Search the listing for "which" and copy every line where it appears.

* Begin DATA *

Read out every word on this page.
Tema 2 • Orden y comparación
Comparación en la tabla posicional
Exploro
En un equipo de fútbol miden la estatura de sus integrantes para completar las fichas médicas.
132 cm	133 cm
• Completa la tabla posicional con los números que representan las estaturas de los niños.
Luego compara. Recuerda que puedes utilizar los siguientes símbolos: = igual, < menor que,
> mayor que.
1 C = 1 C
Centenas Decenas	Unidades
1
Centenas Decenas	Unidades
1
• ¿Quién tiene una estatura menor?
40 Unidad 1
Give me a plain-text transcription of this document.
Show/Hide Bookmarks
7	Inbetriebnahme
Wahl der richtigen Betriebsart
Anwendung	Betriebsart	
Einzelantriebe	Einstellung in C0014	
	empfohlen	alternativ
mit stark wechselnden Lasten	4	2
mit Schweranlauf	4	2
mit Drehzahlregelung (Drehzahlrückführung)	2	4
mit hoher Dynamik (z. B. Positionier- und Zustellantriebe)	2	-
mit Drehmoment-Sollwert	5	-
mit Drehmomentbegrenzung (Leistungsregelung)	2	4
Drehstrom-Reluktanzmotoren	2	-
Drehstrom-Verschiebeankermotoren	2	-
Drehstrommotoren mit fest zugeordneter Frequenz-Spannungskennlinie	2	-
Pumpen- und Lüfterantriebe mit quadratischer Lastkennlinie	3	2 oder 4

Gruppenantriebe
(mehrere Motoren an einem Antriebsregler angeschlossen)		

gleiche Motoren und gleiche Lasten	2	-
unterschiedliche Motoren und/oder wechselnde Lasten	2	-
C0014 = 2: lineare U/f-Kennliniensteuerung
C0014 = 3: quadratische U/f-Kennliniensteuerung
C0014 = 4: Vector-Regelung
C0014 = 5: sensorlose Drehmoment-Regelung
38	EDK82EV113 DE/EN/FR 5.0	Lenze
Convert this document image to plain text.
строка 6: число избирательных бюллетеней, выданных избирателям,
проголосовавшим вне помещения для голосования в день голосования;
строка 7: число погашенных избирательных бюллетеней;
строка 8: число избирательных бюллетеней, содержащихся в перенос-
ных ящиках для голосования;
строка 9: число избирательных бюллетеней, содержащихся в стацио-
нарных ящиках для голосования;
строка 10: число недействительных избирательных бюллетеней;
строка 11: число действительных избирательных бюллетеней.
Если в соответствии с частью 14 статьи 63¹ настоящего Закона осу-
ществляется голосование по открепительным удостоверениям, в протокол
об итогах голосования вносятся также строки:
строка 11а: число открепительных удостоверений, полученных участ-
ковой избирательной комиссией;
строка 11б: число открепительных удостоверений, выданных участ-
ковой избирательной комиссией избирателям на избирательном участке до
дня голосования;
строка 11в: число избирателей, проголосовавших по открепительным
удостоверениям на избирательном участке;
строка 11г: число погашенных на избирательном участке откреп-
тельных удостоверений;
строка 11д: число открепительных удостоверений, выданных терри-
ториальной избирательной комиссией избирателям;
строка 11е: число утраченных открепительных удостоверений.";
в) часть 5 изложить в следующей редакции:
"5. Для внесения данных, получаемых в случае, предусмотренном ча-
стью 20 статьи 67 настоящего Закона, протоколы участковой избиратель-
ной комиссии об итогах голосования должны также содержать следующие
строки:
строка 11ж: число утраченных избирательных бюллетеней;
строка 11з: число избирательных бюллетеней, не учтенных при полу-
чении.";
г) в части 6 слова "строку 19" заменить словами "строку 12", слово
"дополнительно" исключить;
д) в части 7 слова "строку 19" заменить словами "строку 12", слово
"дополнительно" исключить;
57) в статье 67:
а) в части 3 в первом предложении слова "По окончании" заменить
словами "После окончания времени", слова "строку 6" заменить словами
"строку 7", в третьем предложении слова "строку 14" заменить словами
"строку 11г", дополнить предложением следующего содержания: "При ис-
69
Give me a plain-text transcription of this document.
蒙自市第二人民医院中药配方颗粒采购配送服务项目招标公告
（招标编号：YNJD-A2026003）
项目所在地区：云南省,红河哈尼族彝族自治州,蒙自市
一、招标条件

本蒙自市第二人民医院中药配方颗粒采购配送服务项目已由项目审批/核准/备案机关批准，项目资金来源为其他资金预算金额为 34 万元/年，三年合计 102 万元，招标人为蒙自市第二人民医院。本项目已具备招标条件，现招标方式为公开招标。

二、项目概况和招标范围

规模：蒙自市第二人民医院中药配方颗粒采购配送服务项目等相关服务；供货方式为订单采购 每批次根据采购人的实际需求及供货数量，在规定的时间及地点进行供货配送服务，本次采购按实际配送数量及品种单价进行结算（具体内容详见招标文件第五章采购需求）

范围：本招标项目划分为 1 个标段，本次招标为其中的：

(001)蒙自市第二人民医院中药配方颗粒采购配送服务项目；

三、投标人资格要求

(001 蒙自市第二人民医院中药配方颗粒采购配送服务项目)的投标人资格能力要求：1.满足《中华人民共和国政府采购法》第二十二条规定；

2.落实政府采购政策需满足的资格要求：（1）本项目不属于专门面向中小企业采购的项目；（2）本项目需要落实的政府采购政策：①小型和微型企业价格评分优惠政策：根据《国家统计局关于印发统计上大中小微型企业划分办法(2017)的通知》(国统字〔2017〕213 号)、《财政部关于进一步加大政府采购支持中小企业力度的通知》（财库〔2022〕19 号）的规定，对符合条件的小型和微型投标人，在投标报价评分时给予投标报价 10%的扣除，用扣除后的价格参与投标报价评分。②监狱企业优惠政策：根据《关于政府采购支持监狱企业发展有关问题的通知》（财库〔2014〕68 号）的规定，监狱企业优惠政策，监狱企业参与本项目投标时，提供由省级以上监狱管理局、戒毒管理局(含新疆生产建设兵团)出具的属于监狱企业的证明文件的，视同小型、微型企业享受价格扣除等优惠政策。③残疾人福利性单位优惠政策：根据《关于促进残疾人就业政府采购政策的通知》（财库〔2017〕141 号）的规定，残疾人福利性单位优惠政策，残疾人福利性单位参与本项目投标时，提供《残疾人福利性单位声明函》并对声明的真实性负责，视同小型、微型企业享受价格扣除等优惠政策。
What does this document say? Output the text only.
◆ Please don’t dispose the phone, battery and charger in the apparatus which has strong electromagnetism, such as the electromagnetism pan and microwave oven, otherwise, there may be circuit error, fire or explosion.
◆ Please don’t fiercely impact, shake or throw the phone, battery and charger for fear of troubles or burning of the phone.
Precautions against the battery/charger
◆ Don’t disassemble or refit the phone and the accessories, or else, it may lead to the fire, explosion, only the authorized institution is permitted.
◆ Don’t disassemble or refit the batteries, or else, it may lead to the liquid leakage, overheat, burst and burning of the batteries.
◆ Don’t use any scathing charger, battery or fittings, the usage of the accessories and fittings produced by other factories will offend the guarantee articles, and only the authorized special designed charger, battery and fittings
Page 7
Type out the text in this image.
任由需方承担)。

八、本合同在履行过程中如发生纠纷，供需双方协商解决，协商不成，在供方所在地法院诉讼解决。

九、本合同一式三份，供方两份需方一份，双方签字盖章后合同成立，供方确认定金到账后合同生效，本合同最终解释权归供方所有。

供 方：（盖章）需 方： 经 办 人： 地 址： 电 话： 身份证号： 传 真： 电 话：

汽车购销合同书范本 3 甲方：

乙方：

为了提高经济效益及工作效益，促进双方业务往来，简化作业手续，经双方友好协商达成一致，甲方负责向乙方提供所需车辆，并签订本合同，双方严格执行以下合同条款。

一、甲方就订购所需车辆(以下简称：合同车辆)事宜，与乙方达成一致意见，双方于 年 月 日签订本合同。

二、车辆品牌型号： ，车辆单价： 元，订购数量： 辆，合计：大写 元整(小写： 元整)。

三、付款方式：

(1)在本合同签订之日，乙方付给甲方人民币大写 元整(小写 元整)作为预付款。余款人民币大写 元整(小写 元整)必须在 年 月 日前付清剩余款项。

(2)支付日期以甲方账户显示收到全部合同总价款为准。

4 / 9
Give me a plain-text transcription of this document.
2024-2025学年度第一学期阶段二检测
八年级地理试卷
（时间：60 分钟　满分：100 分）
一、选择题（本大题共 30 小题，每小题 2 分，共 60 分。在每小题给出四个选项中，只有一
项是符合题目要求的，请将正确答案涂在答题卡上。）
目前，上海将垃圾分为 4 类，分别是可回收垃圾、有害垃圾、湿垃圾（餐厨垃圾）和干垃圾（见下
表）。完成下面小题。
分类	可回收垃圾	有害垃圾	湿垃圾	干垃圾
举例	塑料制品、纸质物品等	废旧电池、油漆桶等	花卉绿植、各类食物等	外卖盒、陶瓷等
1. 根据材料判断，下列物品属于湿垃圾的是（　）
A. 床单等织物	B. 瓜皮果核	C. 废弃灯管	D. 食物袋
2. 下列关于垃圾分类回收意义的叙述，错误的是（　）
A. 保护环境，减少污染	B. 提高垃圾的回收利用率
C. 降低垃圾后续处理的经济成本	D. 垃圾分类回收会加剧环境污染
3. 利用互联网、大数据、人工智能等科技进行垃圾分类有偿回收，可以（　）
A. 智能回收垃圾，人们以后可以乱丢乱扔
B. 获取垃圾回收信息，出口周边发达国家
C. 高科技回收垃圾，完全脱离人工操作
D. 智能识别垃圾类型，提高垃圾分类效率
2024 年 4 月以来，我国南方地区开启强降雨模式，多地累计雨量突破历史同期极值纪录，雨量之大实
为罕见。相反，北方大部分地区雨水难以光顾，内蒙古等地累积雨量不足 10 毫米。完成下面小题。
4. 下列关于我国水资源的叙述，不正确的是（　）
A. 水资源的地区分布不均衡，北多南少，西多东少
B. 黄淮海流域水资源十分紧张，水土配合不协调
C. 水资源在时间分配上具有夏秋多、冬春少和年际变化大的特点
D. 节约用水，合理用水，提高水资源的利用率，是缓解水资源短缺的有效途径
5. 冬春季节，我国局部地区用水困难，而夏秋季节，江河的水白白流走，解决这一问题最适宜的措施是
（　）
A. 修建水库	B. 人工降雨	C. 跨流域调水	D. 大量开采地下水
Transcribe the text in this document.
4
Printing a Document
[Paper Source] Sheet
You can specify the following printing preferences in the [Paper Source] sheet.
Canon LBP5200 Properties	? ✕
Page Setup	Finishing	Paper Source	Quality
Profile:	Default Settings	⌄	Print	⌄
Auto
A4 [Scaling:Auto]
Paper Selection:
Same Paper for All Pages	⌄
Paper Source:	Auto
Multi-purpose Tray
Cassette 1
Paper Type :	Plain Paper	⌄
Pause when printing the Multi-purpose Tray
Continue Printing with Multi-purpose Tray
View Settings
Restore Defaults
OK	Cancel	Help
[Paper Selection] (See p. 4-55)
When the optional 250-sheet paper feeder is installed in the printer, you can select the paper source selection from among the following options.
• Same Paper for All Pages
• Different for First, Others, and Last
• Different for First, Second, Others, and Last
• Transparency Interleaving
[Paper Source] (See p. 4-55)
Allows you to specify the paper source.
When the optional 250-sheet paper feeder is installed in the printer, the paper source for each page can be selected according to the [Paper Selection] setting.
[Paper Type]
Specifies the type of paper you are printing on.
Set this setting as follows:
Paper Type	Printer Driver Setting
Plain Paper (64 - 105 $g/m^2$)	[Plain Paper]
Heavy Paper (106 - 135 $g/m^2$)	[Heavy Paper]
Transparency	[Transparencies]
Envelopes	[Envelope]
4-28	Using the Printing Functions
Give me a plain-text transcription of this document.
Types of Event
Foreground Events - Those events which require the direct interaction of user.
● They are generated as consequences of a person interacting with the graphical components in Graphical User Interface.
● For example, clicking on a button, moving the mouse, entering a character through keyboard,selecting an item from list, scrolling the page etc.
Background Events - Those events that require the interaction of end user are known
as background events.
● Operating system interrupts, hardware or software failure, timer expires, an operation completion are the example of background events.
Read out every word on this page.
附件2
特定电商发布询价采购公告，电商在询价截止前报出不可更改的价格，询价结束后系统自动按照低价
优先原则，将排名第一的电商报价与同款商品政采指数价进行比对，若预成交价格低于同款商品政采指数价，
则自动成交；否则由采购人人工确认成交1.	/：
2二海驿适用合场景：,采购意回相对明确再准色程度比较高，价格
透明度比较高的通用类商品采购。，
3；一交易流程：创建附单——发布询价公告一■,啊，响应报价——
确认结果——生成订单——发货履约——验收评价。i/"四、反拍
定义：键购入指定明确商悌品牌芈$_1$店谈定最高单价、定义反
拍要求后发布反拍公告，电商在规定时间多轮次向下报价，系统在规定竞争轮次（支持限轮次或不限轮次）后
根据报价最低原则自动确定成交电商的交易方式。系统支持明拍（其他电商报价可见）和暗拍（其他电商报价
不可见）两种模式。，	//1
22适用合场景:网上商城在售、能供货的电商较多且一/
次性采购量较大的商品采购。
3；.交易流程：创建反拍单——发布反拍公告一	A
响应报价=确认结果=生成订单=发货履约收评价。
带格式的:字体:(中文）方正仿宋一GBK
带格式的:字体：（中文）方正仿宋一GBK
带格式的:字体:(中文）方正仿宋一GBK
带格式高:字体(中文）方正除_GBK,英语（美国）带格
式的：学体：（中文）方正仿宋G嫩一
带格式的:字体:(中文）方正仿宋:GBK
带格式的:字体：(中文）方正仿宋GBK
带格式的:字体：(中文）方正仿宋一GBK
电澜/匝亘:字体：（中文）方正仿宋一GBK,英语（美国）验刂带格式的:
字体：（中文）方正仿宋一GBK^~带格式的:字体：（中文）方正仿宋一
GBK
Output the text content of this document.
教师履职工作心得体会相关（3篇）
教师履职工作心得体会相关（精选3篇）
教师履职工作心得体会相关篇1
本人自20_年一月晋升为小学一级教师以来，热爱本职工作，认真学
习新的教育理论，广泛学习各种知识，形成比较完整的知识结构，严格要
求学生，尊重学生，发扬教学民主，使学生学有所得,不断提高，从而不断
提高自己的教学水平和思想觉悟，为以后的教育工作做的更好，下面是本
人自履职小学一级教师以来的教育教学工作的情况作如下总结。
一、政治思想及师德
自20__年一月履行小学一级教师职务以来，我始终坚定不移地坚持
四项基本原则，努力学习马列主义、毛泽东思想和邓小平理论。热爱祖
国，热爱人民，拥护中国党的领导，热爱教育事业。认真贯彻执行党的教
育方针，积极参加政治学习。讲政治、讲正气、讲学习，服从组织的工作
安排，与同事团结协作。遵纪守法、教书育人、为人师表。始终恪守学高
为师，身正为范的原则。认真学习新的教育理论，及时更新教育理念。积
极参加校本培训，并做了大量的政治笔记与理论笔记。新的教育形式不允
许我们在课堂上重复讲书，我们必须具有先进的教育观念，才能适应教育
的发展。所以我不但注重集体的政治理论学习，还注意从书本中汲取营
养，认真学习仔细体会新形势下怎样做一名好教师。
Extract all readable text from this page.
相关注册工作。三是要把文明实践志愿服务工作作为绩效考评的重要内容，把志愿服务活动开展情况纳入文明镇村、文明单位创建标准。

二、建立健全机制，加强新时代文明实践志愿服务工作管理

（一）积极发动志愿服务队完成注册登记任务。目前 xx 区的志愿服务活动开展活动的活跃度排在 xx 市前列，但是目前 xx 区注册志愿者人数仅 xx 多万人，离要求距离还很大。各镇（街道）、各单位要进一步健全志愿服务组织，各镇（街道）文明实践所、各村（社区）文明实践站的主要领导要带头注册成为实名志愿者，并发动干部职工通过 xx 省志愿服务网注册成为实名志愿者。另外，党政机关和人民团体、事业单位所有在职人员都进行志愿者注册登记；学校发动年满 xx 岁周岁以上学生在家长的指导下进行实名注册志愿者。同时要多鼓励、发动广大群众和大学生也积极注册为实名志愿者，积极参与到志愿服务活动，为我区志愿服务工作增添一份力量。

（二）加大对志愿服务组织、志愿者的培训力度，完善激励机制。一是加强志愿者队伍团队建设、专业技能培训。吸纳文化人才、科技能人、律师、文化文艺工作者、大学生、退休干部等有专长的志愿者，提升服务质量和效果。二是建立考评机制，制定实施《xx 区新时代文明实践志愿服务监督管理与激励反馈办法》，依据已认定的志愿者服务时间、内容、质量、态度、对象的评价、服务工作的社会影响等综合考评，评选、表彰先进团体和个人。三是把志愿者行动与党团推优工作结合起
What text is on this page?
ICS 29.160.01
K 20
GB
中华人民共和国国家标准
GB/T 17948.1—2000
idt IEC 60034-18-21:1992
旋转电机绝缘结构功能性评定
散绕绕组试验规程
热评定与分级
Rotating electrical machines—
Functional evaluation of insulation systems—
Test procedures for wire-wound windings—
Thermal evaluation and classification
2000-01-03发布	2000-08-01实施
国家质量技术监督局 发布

* End DATA *

### [RESPONSE]
◆ Please don’t dispose the phone, battery and charger in the apparatus which has strong electromagnetism, such as the electromagnetism pan and microwave oven, otherwise, there may be circuit error, fire or explosion.
Foreground Events - Those events which require the direct interaction of user.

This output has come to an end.